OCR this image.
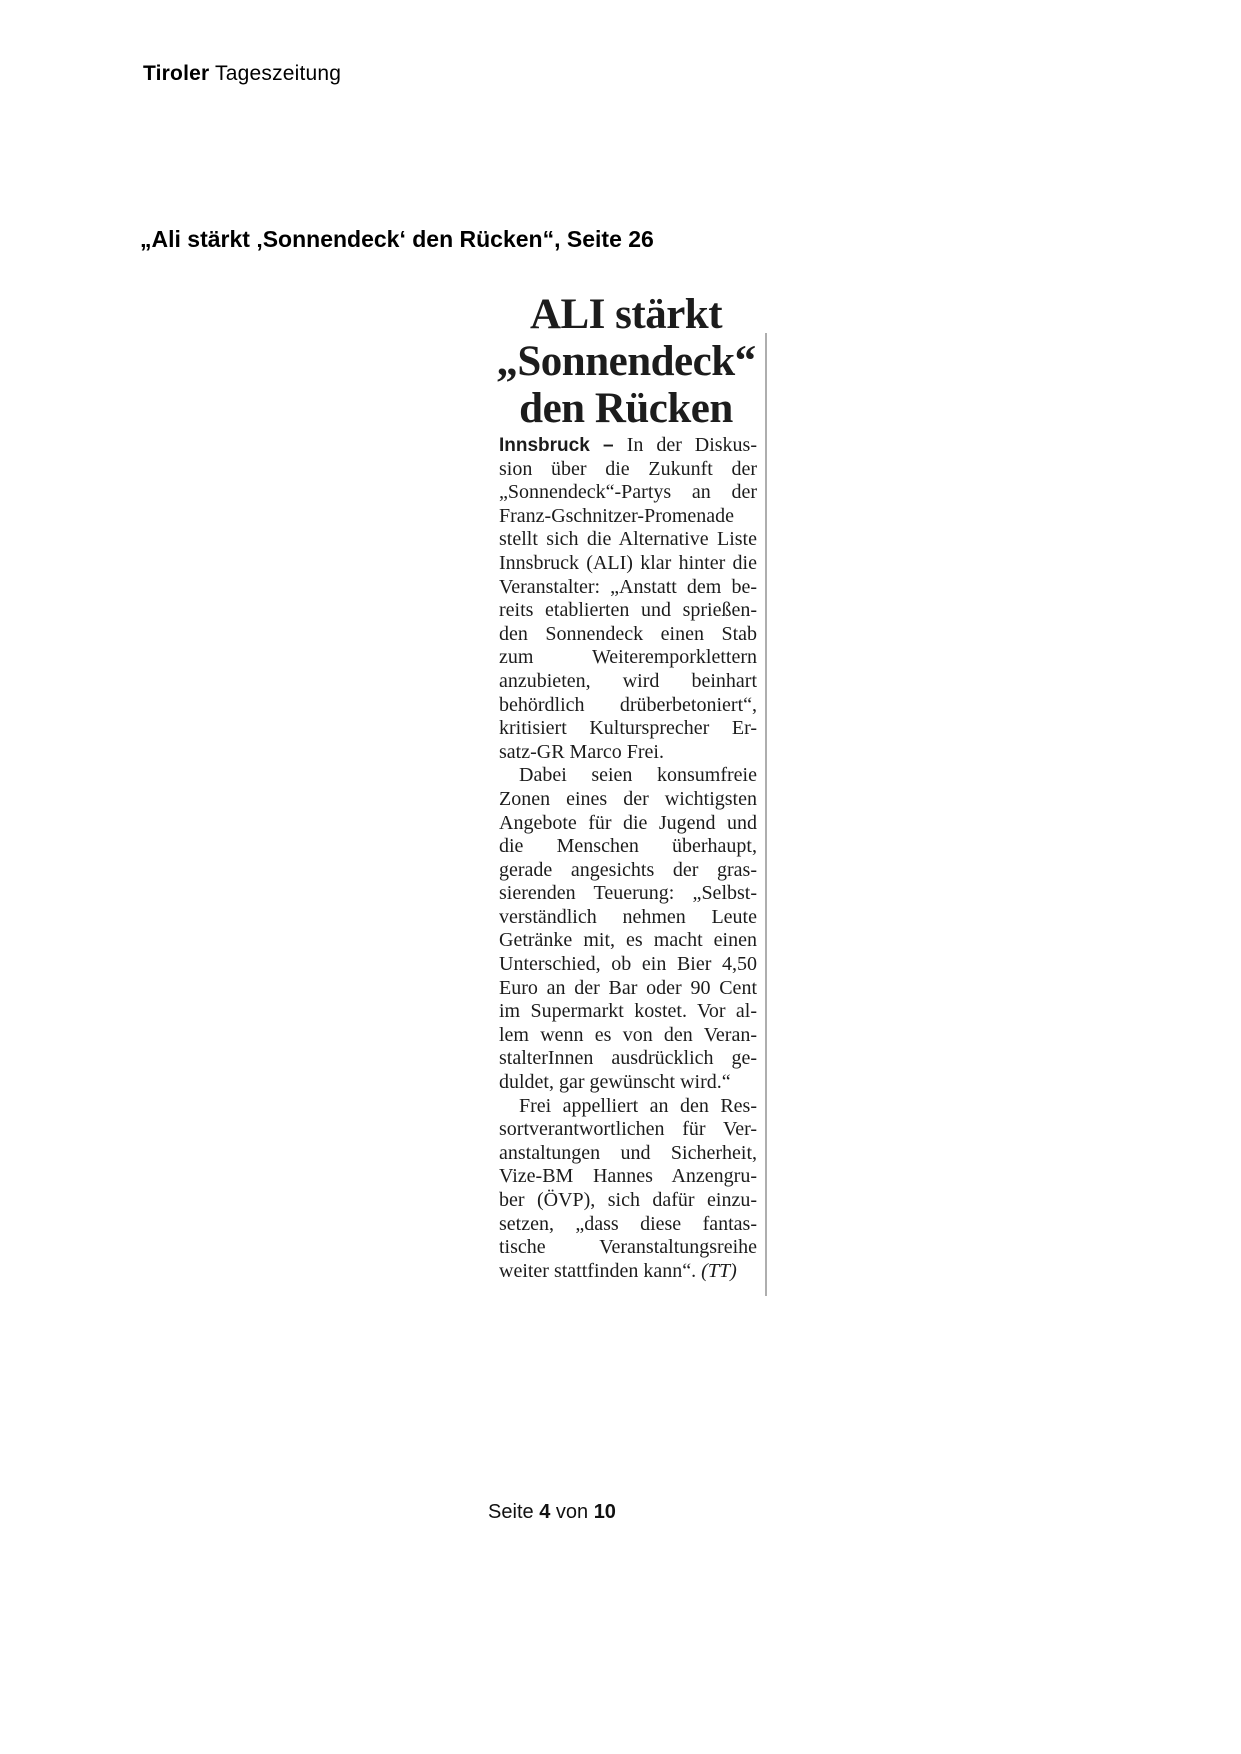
Tiroler Tageszeitung
„Ali stärkt ‚Sonnendeck‘ den Rücken“, Seite 26
ALI stärkt
„Sonnendeck“
den Rücken
Innsbruck – In der Diskus-
sion über die Zukunft der
„Sonnendeck“-Partys an der
Franz-Gschnitzer-Promenade
stellt sich die Alternative Liste
Innsbruck (ALI) klar hinter die
Veranstalter: „Anstatt dem be-
reits etablierten und sprießen-
den Sonnendeck einen Stab
zum Weiteremporklettern
anzubieten, wird beinhart
behördlich drüberbetoniert“,
kritisiert Kultursprecher Er-
satz-GR Marco Frei.
Dabei seien konsumfreie
Zonen eines der wichtigsten
Angebote für die Jugend und
die Menschen überhaupt,
gerade angesichts der gras-
sierenden Teuerung: „Selbst-
verständlich nehmen Leute
Getränke mit, es macht einen
Unterschied, ob ein Bier 4,50
Euro an der Bar oder 90 Cent
im Supermarkt kostet. Vor al-
lem wenn es von den Veran-
stalterInnen ausdrücklich ge-
duldet, gar gewünscht wird.“
Frei appelliert an den Res-
sortverantwortlichen für Ver-
anstaltungen und Sicherheit,
Vize-BM Hannes Anzengru-
ber (ÖVP), sich dafür einzu-
setzen, „dass diese fantas-
tische Veranstaltungsreihe
weiter stattfinden kann“. (TT)
Seite 4 von 10
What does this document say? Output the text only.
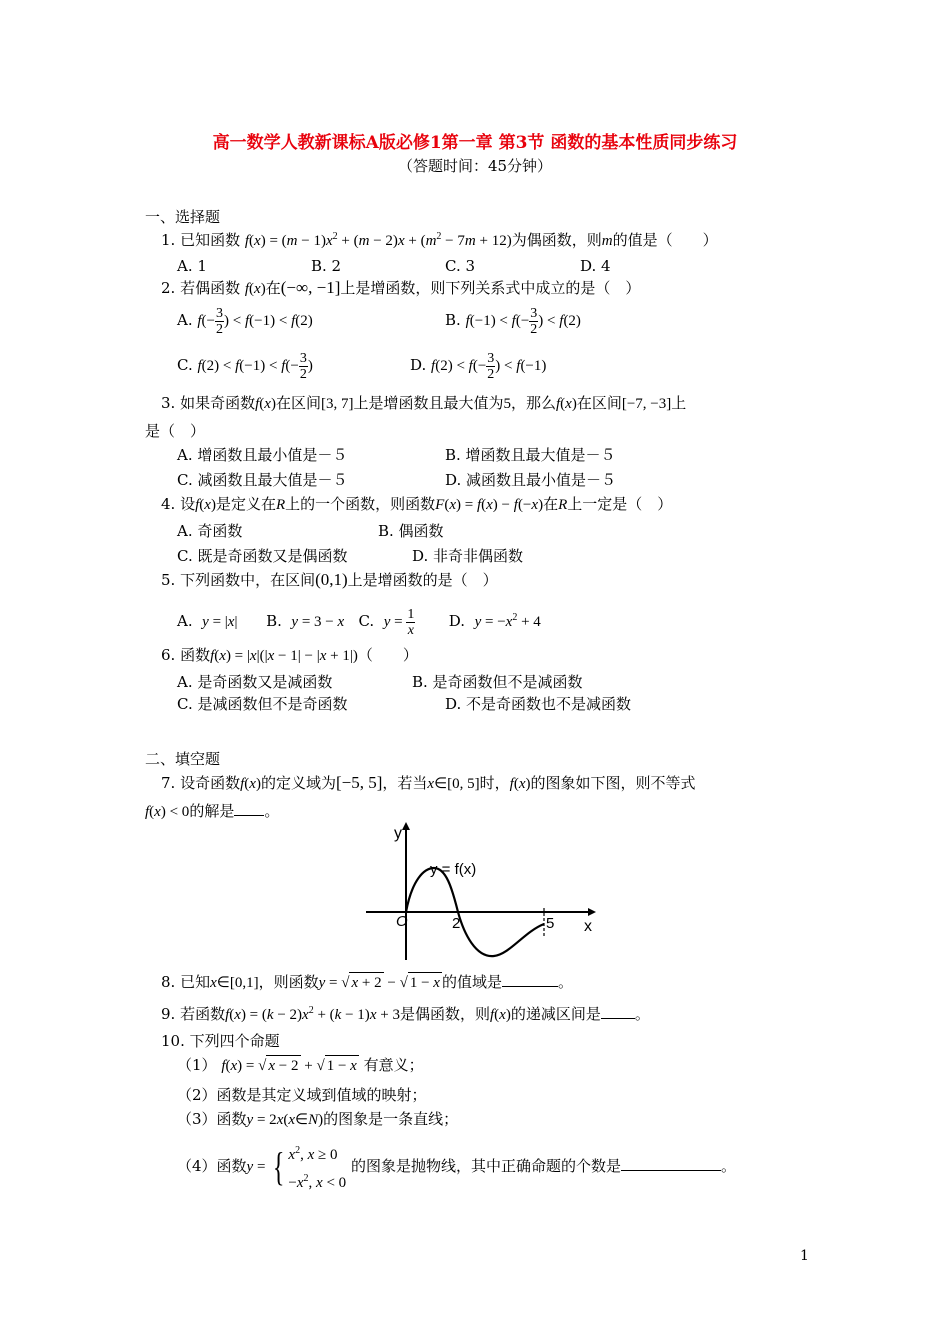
高一数学人教新课标A版必修1第一章 第3节 函数的基本性质同步练习
（答题时间：45分钟）
一、选择题
1. 已知函数 $f(x) = (m - 1)x^2 + (m - 2)x + (m^2 - 7m + 12)$为偶函数，则m的值是（　　）
A. 1	B. 2	C. 3	D. 4
2. 若偶函数 f(x)在(−∞, −1]上是增函数，则下列关系式中成立的是（　）
A. $f(- \frac{3}{2}$ ) < f(−1) < f(2)	B. $f(-1) < f(- \frac{3}{2}$ ) < f(2)
C. $f(2) < f(-1) < f(- \frac{3}{2}$ )	D. $f(2) < f(- \frac{3}{2}$ ) < f(−1)
3. 如果奇函数f(x)在区间[3, 7]上是增函数且最大值为5，那么f(x)在区间[−7, −3]上
是（　）
A. 增函数且最小值是－５	B. 增函数且最大值是－５
C. 减函数且最大值是－５	D. 减函数且最小值是－５
4. 设f(x)是定义在R上的一个函数，则函数F(x) = f(x) − f(−x)在R上一定是（　）
A. 奇函数	B. 偶函数
C. 既是奇函数又是偶函数	D. 非奇非偶函数
5. 下列函数中，在区间(0,1)上是增函数的是（　）
A.  y = |x|      B.  y = 3 − x   C.  $y = \frac{1}{x} D$.  $y = -x^2 + 4$
6. 函数f(x) = |x|(|x − 1| − |x + 1|)（　　）
A. 是奇函数又是减函数	B. 是奇函数但不是减函数
C. 是减函数但不是奇函数	D. 不是奇函数也不是减函数
二、填空题
7. 设奇函数f(x)的定义域为[−5, 5]，若当x∈[0, 5]时，f(x)的图象如下图，则不等式
f(x) < 0的解是 。
y
x
y = f(x)
O	2	5
8. 已知x∈[0,1]，则函数y = √ x + 2 − √ 1 − x 的值域是	。
9. 若函数$f(x) = (k - 2)x^2 + (k - 1)x + 3$是偶函数，则f(x)的递减区间是 。
10. 下列四个命题
（1） f(x) = √ x − 2 + √ 1 − x 有意义；
（2）函数是其定义域到值域的映射；
（3）函数y = 2x(x∈N)的图象是一条直线；
（4）函数y = { $x^2$, x ≥ 0
$-x^2$, x < 0
的图象是抛物线，其中正确命题的个数是	。
1
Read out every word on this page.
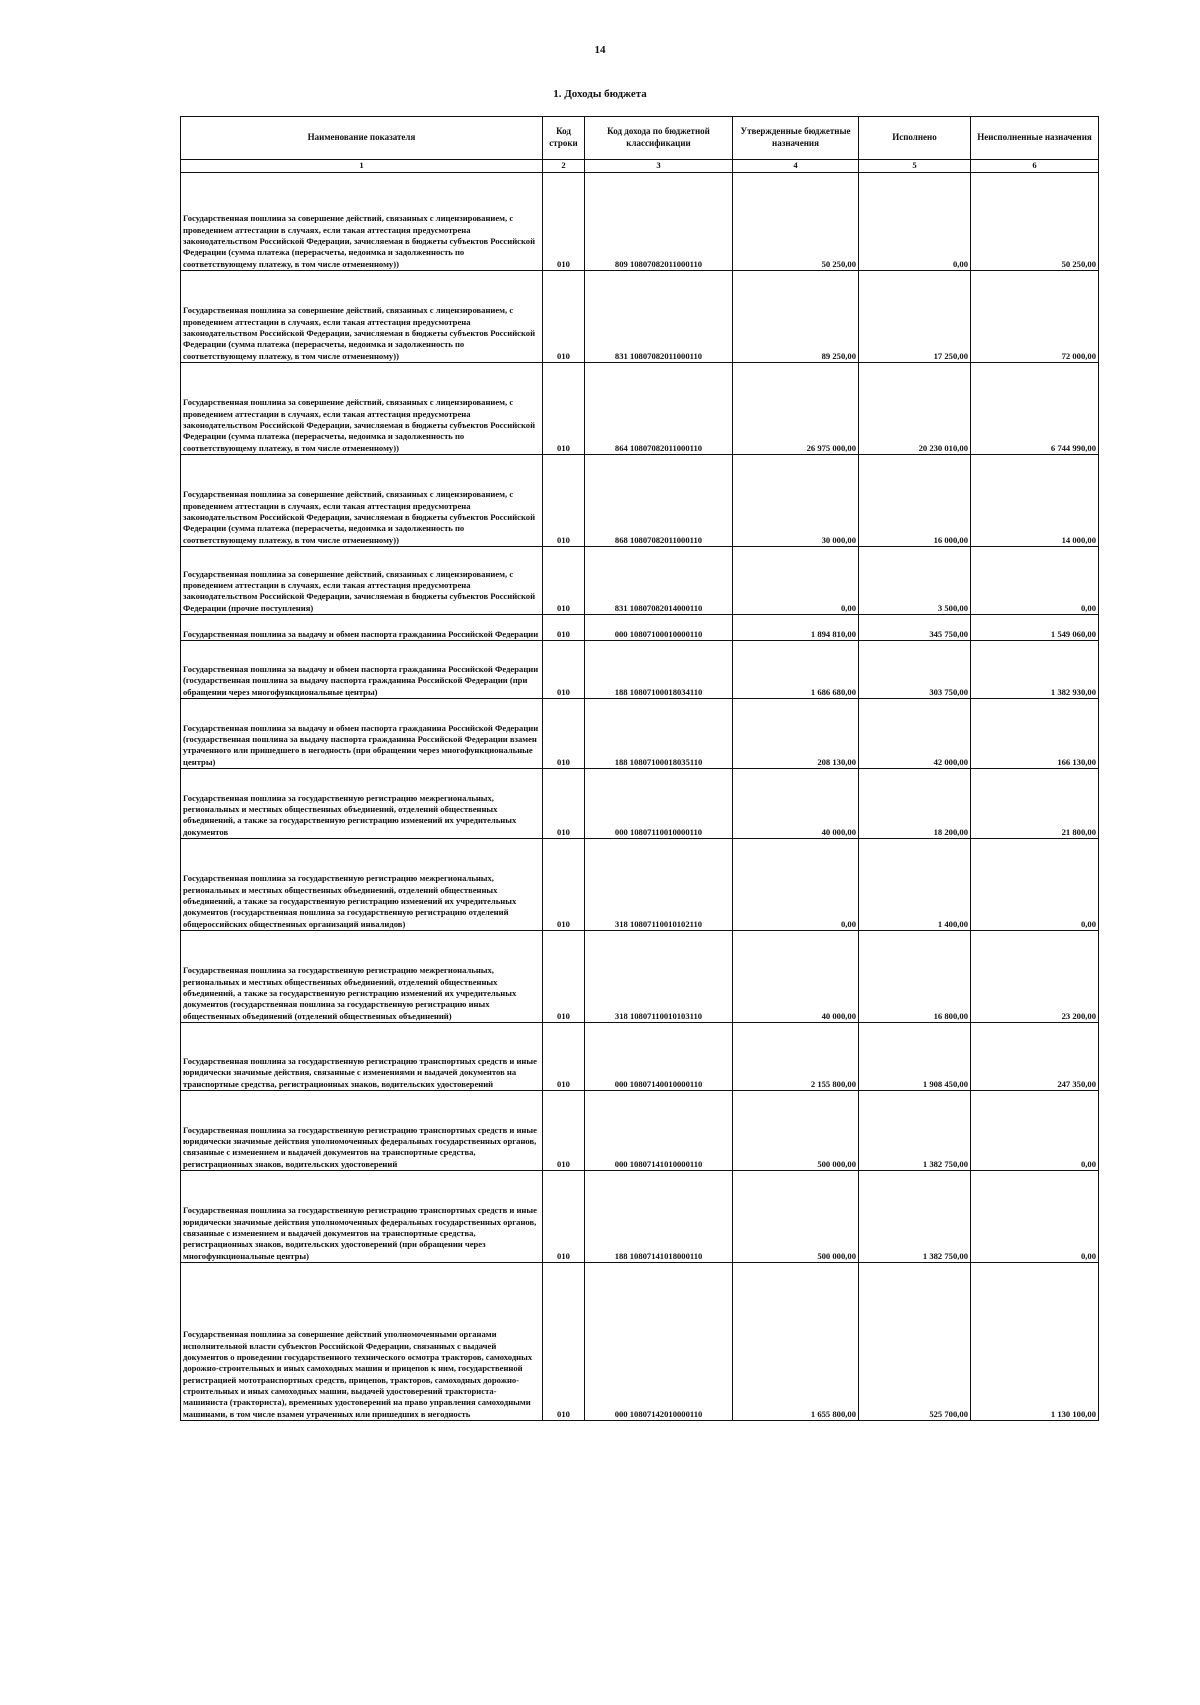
14
1. Доходы бюджета
Наименование показателя	Код строки	Код дохода по бюджетной классификации	Утвержденные бюджетные назначения	Исполнено	Неисполненные назначения
1	2	3	4	5	6
Государственная пошлина за совершение действий, связанных с лицензированием, с проведением аттестации в случаях, если такая аттестация предусмотрена законодательством Российской Федерации, зачисляемая в бюджеты субъектов Российской Федерации (сумма платежа (перерасчеты, недоимка и задолженность по соответствующему платежу, в том числе отмененному))	010	809 10807082011000110	50 250,00	0,00	50 250,00
Государственная пошлина за совершение действий, связанных с лицензированием, с проведением аттестации в случаях, если такая аттестация предусмотрена законодательством Российской Федерации, зачисляемая в бюджеты субъектов Российской Федерации (сумма платежа (перерасчеты, недоимка и задолженность по соответствующему платежу, в том числе отмененному))	010	831 10807082011000110	89 250,00	17 250,00	72 000,00
Государственная пошлина за совершение действий, связанных с лицензированием, с проведением аттестации в случаях, если такая аттестация предусмотрена законодательством Российской Федерации, зачисляемая в бюджеты субъектов Российской Федерации (сумма платежа (перерасчеты, недоимка и задолженность по соответствующему платежу, в том числе отмененному))	010	864 10807082011000110	26 975 000,00	20 230 010,00	6 744 990,00
Государственная пошлина за совершение действий, связанных с лицензированием, с проведением аттестации в случаях, если такая аттестация предусмотрена законодательством Российской Федерации, зачисляемая в бюджеты субъектов Российской Федерации (сумма платежа (перерасчеты, недоимка и задолженность по соответствующему платежу, в том числе отмененному))	010	868 10807082011000110	30 000,00	16 000,00	14 000,00
Государственная пошлина за совершение действий, связанных с лицензированием, с проведением аттестации в случаях, если такая аттестация предусмотрена законодательством Российской Федерации, зачисляемая в бюджеты субъектов Российской Федерации (прочие поступления)	010	831 10807082014000110	0,00	3 500,00	0,00
Государственная пошлина за выдачу и обмен паспорта гражданина Российской Федерации	010	000 10807100010000110	1 894 810,00	345 750,00	1 549 060,00
Государственная пошлина за выдачу и обмен паспорта гражданина Российской Федерации (государственная пошлина за выдачу паспорта гражданина Российской Федерации (при обращении через многофункциональные центры)	010	188 10807100018034110	1 686 680,00	303 750,00	1 382 930,00
Государственная пошлина за выдачу и обмен паспорта гражданина Российской Федерации (государственная пошлина за выдачу паспорта гражданина Российской Федерации взамен утраченного или пришедшего в негодность (при обращении через многофункциональные центры)	010	188 10807100018035110	208 130,00	42 000,00	166 130,00
Государственная пошлина за государственную регистрацию межрегиональных, региональных и местных общественных объединений, отделений общественных объединений, а также за государственную регистрацию изменений их учредительных документов	010	000 10807110010000110	40 000,00	18 200,00	21 800,00
Государственная пошлина за государственную регистрацию межрегиональных, региональных и местных общественных объединений, отделений общественных объединений, а также за государственную регистрацию изменений их учредительных документов (государственная пошлина за государственную регистрацию отделений общероссийских общественных организаций инвалидов)	010	318 10807110010102110	0,00	1 400,00	0,00
Государственная пошлина за государственную регистрацию межрегиональных, региональных и местных общественных объединений, отделений общественных объединений, а также за государственную регистрацию изменений их учредительных документов (государственная пошлина за государственную регистрацию иных общественных объединений (отделений общественных объединений)	010	318 10807110010103110	40 000,00	16 800,00	23 200,00
Государственная пошлина за государственную регистрацию транспортных средств и иные юридически значимые действия, связанные с изменениями и выдачей документов на транспортные средства, регистрационных знаков, водительских удостоверений	010	000 10807140010000110	2 155 800,00	1 908 450,00	247 350,00
Государственная пошлина за государственную регистрацию транспортных средств и иные юридически значимые действия уполномоченных федеральных государственных органов, связанные с изменением и выдачей документов на транспортные средства, регистрационных знаков, водительских удостоверений	010	000 10807141010000110	500 000,00	1 382 750,00	0,00
Государственная пошлина за государственную регистрацию транспортных средств и иные юридически значимые действия уполномоченных федеральных государственных органов, связанные с изменением и выдачей документов на транспортные средства, регистрационных знаков, водительских удостоверений (при обращении через многофункциональные центры)	010	188 10807141018000110	500 000,00	1 382 750,00	0,00
Государственная пошлина за совершение действий уполномоченными органами исполнительной власти субъектов Российской Федерации, связанных с выдачей документов о проведении государственного технического осмотра тракторов, самоходных дорожно-строительных и иных самоходных машин и прицепов к ним, государственной регистрацией мототранспортных средств, прицепов, тракторов, самоходных дорожно-строительных и иных самоходных машин, выдачей удостоверений тракториста-машиниста (тракториста), временных удостоверений на право управления самоходными машинами, в том числе взамен утраченных или пришедших в негодность	010	000 10807142010000110	1 655 800,00	525 700,00	1 130 100,00
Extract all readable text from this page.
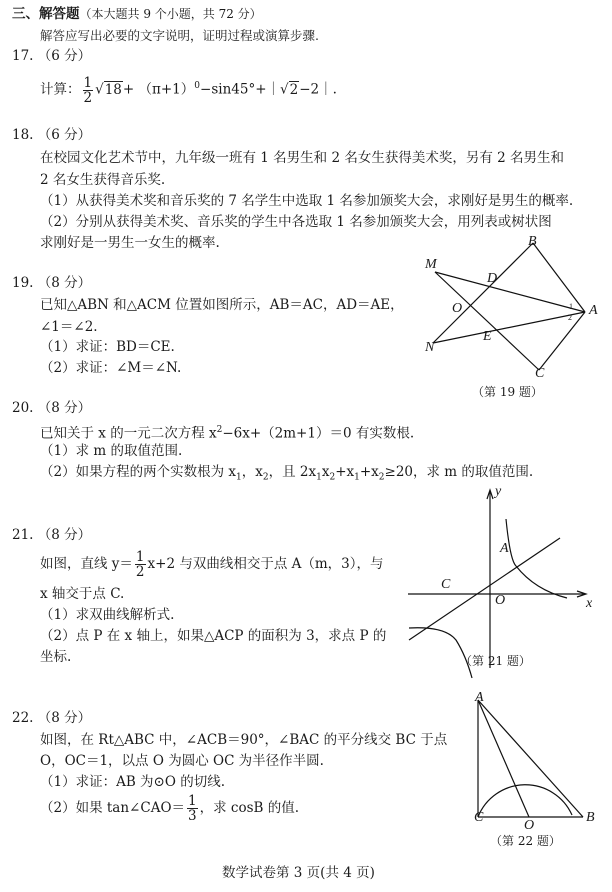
三、解答题（本大题共 9 个小题，共 72 分）
解答应写出必要的文字说明，证明过程或演算步骤.
17. （6 分）
计算： $\frac{1}{2} √18+$ $(\pi+1)^0-\sin 45^\circ+|√2-2|$.
18. （6 分）
在校园文化艺术节中，九年级一班有 1 名男生和 2 名女生获得美术奖，另有 2 名男生和
2 名女生获得音乐奖.
（1）从获得美术奖和音乐奖的 7 名学生中选取 1 名参加颁奖大会，求刚好是男生的概率.
（2）分别从获得美术奖、音乐奖的学生中各选取 1 名参加颁奖大会，用列表或树状图
求刚好是一男生一女生的概率.
19. （8 分）
已知△ABN 和△ACM 位置如图所示，AB＝AC，AD＝AE，
∠1＝∠2.
（1）求证：BD＝CE.
（2）求证：∠M＝∠N.
20. （8 分）
已知关于 x 的一元二次方程 $x^2-6x+(2m+1)=0$ 有实数根.
（1）求 m 的取值范围.
（2）如果方程的两个实数根为 $x_1$，$x_2$，且 $2x_1x_2+x_1+x_2\ge 20$，求 m 的取值范围.
21. （8 分）
如图，直线 $y= \frac{1}{2} x+2$ 与双曲线相交于点 A（m，3），与
x 轴交于点 C.
（1）求双曲线解析式.
（2）点 P 在 x 轴上，如果△ACP 的面积为 3，求点 P 的
坐标.
22. （8 分）
如图，在 Rt△ABC 中，∠ACB＝90°，∠BAC 的平分线交 BC 于点
O，OC＝1，以点 O 为圆心 OC 为半径作半圆.
（1）求证：AB 为⊙O 的切线.
（2）如果 tan∠CAO＝ $\frac{1}{3}$ ，求 cosB 的值.
M
B
D
O	A
N
E
C
1
2
（第 19 题）
y
x
A
C
O
（第 21 题）
A
C
O
B
（第 22 题）
数学试卷第 3 页(共 4 页)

### PROBLEM STATEMENT
What is the number of lines containing "stärkt"? Give that number only.

### CORRECT RESPONSE
2